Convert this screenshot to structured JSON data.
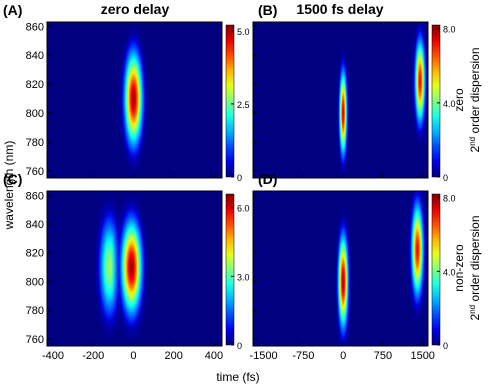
{
  "figure": {
    "xlabel": "time (fs)",
    "ylabel": "wavelength (nm)",
    "column_titles": [
      "zero delay",
      "1500 fs delay"
    ],
    "row_labels": [
      {
        "line1": "zero",
        "base": "2",
        "sup": "nd",
        "rest": " order dispersion"
      },
      {
        "line1": "non-zero",
        "base": "2",
        "sup": "nd",
        "rest": " order dispersion"
      }
    ]
  },
  "chart_data": [
    {
      "type": "heatmap",
      "title": "(A)",
      "xlim": [
        -430,
        440
      ],
      "xticks": [
        -400,
        -200,
        0,
        200,
        400
      ],
      "ylim": [
        755,
        863
      ],
      "yticks": [
        760,
        780,
        800,
        820,
        840,
        860
      ],
      "clim": [
        0,
        5.2
      ],
      "cticks": [
        0,
        2.5,
        {
          "value": 5,
          "label": "5.0"
        }
      ],
      "blobs": [
        {
          "x": 0,
          "y": 810,
          "sx": 28,
          "sy": 20,
          "peak": 5.0
        }
      ]
    },
    {
      "type": "heatmap",
      "title": "(B)",
      "xlim": [
        -1700,
        1600
      ],
      "xticks": [
        -1500,
        -750,
        0,
        750,
        1500
      ],
      "ylim": [
        755,
        863
      ],
      "yticks": [
        760,
        780,
        800,
        820,
        840,
        860
      ],
      "clim": [
        0,
        8.2
      ],
      "cticks": [
        0,
        {
          "value": 4,
          "label": "4.0"
        },
        {
          "value": 8,
          "label": "8.0"
        }
      ],
      "blobs": [
        {
          "x": 0,
          "y": 800,
          "sx": 45,
          "sy": 18,
          "peak": 7.5
        },
        {
          "x": 1450,
          "y": 822,
          "sx": 60,
          "sy": 18,
          "peak": 7.2
        }
      ]
    },
    {
      "type": "heatmap",
      "title": "(C)",
      "xlim": [
        -430,
        440
      ],
      "xticks": [
        -400,
        -200,
        0,
        200,
        400
      ],
      "ylim": [
        755,
        863
      ],
      "yticks": [
        760,
        780,
        800,
        820,
        840,
        860
      ],
      "clim": [
        0,
        6.6
      ],
      "cticks": [
        0,
        {
          "value": 3,
          "label": "3.0"
        },
        {
          "value": 6,
          "label": "6.0"
        }
      ],
      "blobs": [
        {
          "x": -120,
          "y": 810,
          "sx": 32,
          "sy": 22,
          "peak": 3.5
        },
        {
          "x": -10,
          "y": 810,
          "sx": 32,
          "sy": 20,
          "peak": 6.4
        }
      ]
    },
    {
      "type": "heatmap",
      "title": "(D)",
      "xlim": [
        -1700,
        1600
      ],
      "xticks": [
        -1500,
        -750,
        0,
        750,
        1500
      ],
      "ylim": [
        755,
        863
      ],
      "yticks": [
        760,
        780,
        800,
        820,
        840,
        860
      ],
      "clim": [
        0,
        8.2
      ],
      "cticks": [
        0,
        {
          "value": 4,
          "label": "4.0"
        },
        {
          "value": 8,
          "label": "8.0"
        }
      ],
      "blobs": [
        {
          "x": 0,
          "y": 800,
          "sx": 60,
          "sy": 20,
          "peak": 7.8
        },
        {
          "x": 1400,
          "y": 822,
          "sx": 70,
          "sy": 20,
          "peak": 7.2
        }
      ]
    }
  ]
}
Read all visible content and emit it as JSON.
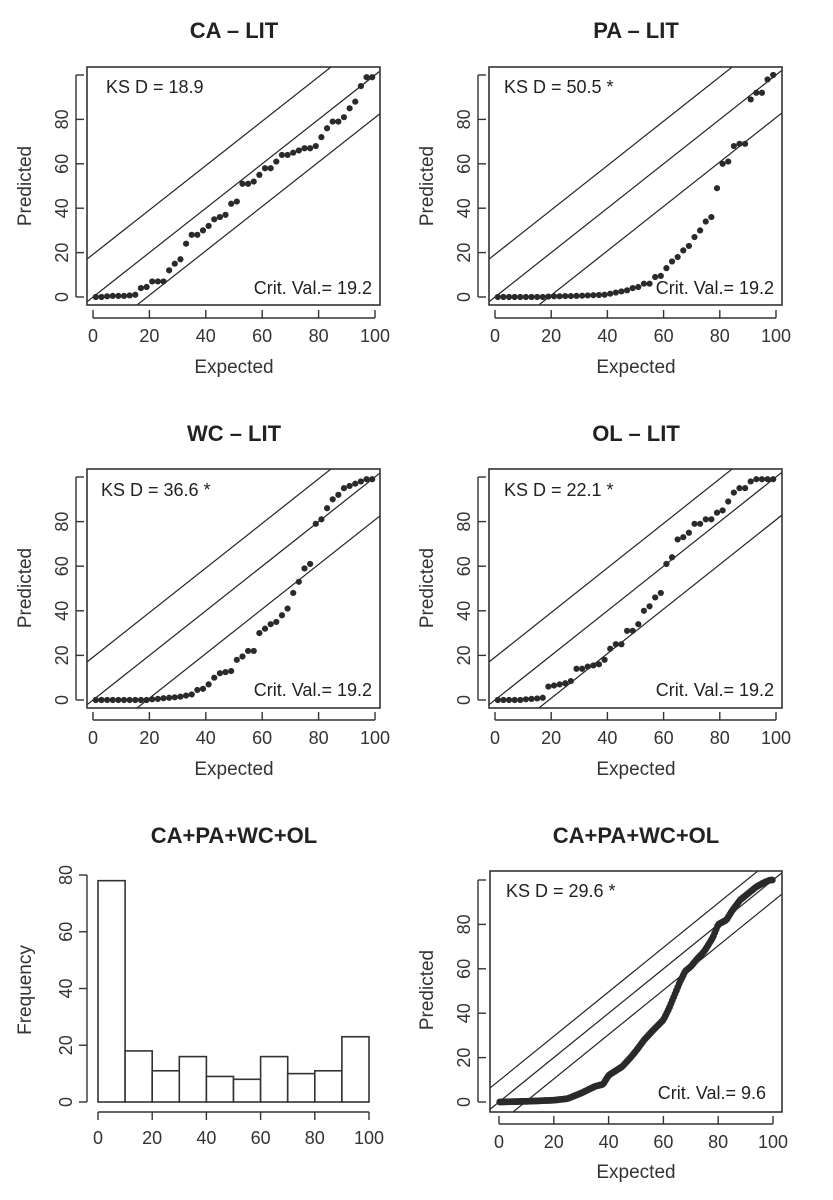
{
  "chart_data": [
    {
      "id": "ca",
      "type": "scatter",
      "title": "CA – LIT",
      "xlabel": "Expected",
      "ylabel": "Predicted",
      "xlim": [
        0,
        100
      ],
      "ylim": [
        0,
        100
      ],
      "xticks": [
        0,
        20,
        40,
        60,
        80,
        100
      ],
      "yticks": [
        0,
        20,
        40,
        60,
        80
      ],
      "reference_lines": {
        "slope": 1,
        "offsets": [
          0,
          19.2,
          -19.2
        ]
      },
      "annotations": {
        "ks": "KS D = 18.9",
        "crit": "Crit. Val.= 19.2"
      },
      "x": [
        1,
        3,
        5,
        7,
        9,
        11,
        13,
        15,
        17,
        19,
        21,
        23,
        25,
        27,
        29,
        31,
        33,
        35,
        37,
        39,
        41,
        43,
        45,
        47,
        49,
        51,
        53,
        55,
        57,
        59,
        61,
        63,
        65,
        67,
        69,
        71,
        73,
        75,
        77,
        79,
        81,
        83,
        85,
        87,
        89,
        91,
        93,
        95,
        97,
        99
      ],
      "y": [
        0,
        0,
        0.3,
        0.5,
        0.5,
        0.5,
        0.7,
        1,
        4,
        4.5,
        7,
        7,
        7,
        12,
        15,
        17,
        24,
        28,
        28,
        30,
        32,
        35,
        36,
        37,
        42,
        43,
        51,
        51,
        52,
        55,
        58,
        58,
        61,
        64,
        64,
        65,
        66,
        67,
        67,
        68,
        72,
        76,
        79,
        79,
        81,
        85,
        88,
        95,
        99,
        99
      ]
    },
    {
      "id": "pa",
      "type": "scatter",
      "title": "PA – LIT",
      "xlabel": "Expected",
      "ylabel": "Predicted",
      "xlim": [
        0,
        100
      ],
      "ylim": [
        0,
        100
      ],
      "xticks": [
        0,
        20,
        40,
        60,
        80,
        100
      ],
      "yticks": [
        0,
        20,
        40,
        60,
        80
      ],
      "reference_lines": {
        "slope": 1,
        "offsets": [
          0,
          19.2,
          -19.2
        ]
      },
      "annotations": {
        "ks": "KS D = 50.5 *",
        "crit": "Crit. Val.= 19.2"
      },
      "x": [
        1,
        3,
        5,
        7,
        9,
        11,
        13,
        15,
        17,
        19,
        21,
        23,
        25,
        27,
        29,
        31,
        33,
        35,
        37,
        39,
        41,
        43,
        45,
        47,
        49,
        51,
        53,
        55,
        57,
        59,
        61,
        63,
        65,
        67,
        69,
        71,
        73,
        75,
        77,
        79,
        81,
        83,
        85,
        87,
        89,
        91,
        93,
        95,
        97,
        99
      ],
      "y": [
        0,
        0,
        0,
        0,
        0,
        0,
        0,
        0,
        0,
        0.2,
        0.3,
        0.3,
        0.4,
        0.4,
        0.5,
        0.6,
        0.7,
        0.8,
        0.9,
        1,
        1.5,
        2,
        2.5,
        3,
        4,
        4.5,
        6,
        6,
        9,
        9.5,
        13,
        16,
        18,
        21,
        23,
        27,
        30,
        34,
        36,
        49,
        60,
        61,
        68,
        69,
        69,
        89,
        92,
        92,
        98,
        100
      ]
    },
    {
      "id": "wc",
      "type": "scatter",
      "title": "WC – LIT",
      "xlabel": "Expected",
      "ylabel": "Predicted",
      "xlim": [
        0,
        100
      ],
      "ylim": [
        0,
        100
      ],
      "xticks": [
        0,
        20,
        40,
        60,
        80,
        100
      ],
      "yticks": [
        0,
        20,
        40,
        60,
        80
      ],
      "reference_lines": {
        "slope": 1,
        "offsets": [
          0,
          19.2,
          -19.2
        ]
      },
      "annotations": {
        "ks": "KS D = 36.6 *",
        "crit": "Crit. Val.= 19.2"
      },
      "x": [
        1,
        3,
        5,
        7,
        9,
        11,
        13,
        15,
        17,
        19,
        21,
        23,
        25,
        27,
        29,
        31,
        33,
        35,
        37,
        39,
        41,
        43,
        45,
        47,
        49,
        51,
        53,
        55,
        57,
        59,
        61,
        63,
        65,
        67,
        69,
        71,
        73,
        75,
        77,
        79,
        81,
        83,
        85,
        87,
        89,
        91,
        93,
        95,
        97,
        99
      ],
      "y": [
        0,
        0,
        0,
        0,
        0,
        0,
        0,
        0,
        0,
        0,
        0.3,
        0.5,
        0.8,
        1,
        1.2,
        1.5,
        2,
        2.5,
        4.5,
        5,
        7,
        10,
        12,
        12.5,
        13,
        18,
        19.5,
        22,
        22,
        30,
        32,
        34,
        35,
        38,
        41,
        48,
        53,
        59,
        61,
        79,
        81,
        86,
        90,
        92,
        95,
        96,
        97,
        98,
        99,
        99
      ]
    },
    {
      "id": "ol",
      "type": "scatter",
      "title": "OL – LIT",
      "xlabel": "Expected",
      "ylabel": "Predicted",
      "xlim": [
        0,
        100
      ],
      "ylim": [
        0,
        100
      ],
      "xticks": [
        0,
        20,
        40,
        60,
        80,
        100
      ],
      "yticks": [
        0,
        20,
        40,
        60,
        80
      ],
      "reference_lines": {
        "slope": 1,
        "offsets": [
          0,
          19.2,
          -19.2
        ]
      },
      "annotations": {
        "ks": "KS D = 22.1 *",
        "crit": "Crit. Val.= 19.2"
      },
      "x": [
        1,
        3,
        5,
        7,
        9,
        11,
        13,
        15,
        17,
        19,
        21,
        23,
        25,
        27,
        29,
        31,
        33,
        35,
        37,
        39,
        41,
        43,
        45,
        47,
        49,
        51,
        53,
        55,
        57,
        59,
        61,
        63,
        65,
        67,
        69,
        71,
        73,
        75,
        77,
        79,
        81,
        83,
        85,
        87,
        89,
        91,
        93,
        95,
        97,
        99
      ],
      "y": [
        0,
        0,
        0,
        0,
        0,
        0.3,
        0.5,
        0.7,
        1,
        6,
        6.5,
        7,
        7.5,
        8.5,
        14,
        14,
        15,
        15.5,
        16,
        18,
        23,
        25,
        25,
        31,
        31,
        34,
        40,
        42,
        46,
        48,
        61,
        64,
        72,
        73,
        75,
        79,
        79,
        81,
        81,
        84,
        85,
        89,
        93,
        95,
        95,
        98,
        99,
        99,
        99,
        99
      ]
    },
    {
      "id": "hist",
      "type": "bar",
      "title": "CA+PA+WC+OL",
      "xlabel": "",
      "ylabel": "Frequency",
      "xlim": [
        0,
        100
      ],
      "ylim": [
        0,
        80
      ],
      "xticks": [
        0,
        20,
        40,
        60,
        80,
        100
      ],
      "yticks": [
        0,
        20,
        40,
        60,
        80
      ],
      "bins": [
        [
          0,
          10
        ],
        [
          10,
          20
        ],
        [
          20,
          30
        ],
        [
          30,
          40
        ],
        [
          40,
          50
        ],
        [
          50,
          60
        ],
        [
          60,
          70
        ],
        [
          70,
          80
        ],
        [
          80,
          90
        ],
        [
          90,
          100
        ]
      ],
      "values": [
        78,
        18,
        11,
        16,
        9,
        8,
        16,
        10,
        11,
        23
      ]
    },
    {
      "id": "all",
      "type": "scatter",
      "title": "CA+PA+WC+OL",
      "xlabel": "Expected",
      "ylabel": "Predicted",
      "xlim": [
        0,
        100
      ],
      "ylim": [
        0,
        100
      ],
      "xticks": [
        0,
        20,
        40,
        60,
        80,
        100
      ],
      "yticks": [
        0,
        20,
        40,
        60,
        80
      ],
      "reference_lines": {
        "slope": 1,
        "offsets": [
          0,
          9.6,
          -9.6
        ]
      },
      "annotations": {
        "ks": "KS D = 29.6 *",
        "crit": "Crit. Val.= 9.6"
      },
      "n_points": 200,
      "curve_control_points": {
        "x": [
          0,
          10,
          20,
          25,
          30,
          35,
          38,
          40,
          45,
          48,
          50,
          53,
          56,
          60,
          62,
          64,
          66,
          68,
          70,
          72,
          75,
          78,
          80,
          83,
          85,
          88,
          91,
          94,
          97,
          99
        ],
        "y": [
          0,
          0.3,
          0.8,
          1.5,
          4,
          7,
          8,
          12,
          16,
          20,
          23,
          28,
          32,
          37,
          42,
          48,
          54,
          59,
          61,
          64,
          68,
          74,
          80,
          82,
          86,
          91,
          94,
          97,
          99,
          100
        ]
      }
    }
  ]
}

WRITTEN PROBLEM:
Find the string "peak" in the entries above and return each line that holds it.

SOLUTION TO THIS TASK:
          "peak": 5.0
          "peak": 7.5
          "peak": 7.2
          "peak": 3.5
          "peak": 6.4
          "peak": 7.8
          "peak": 7.2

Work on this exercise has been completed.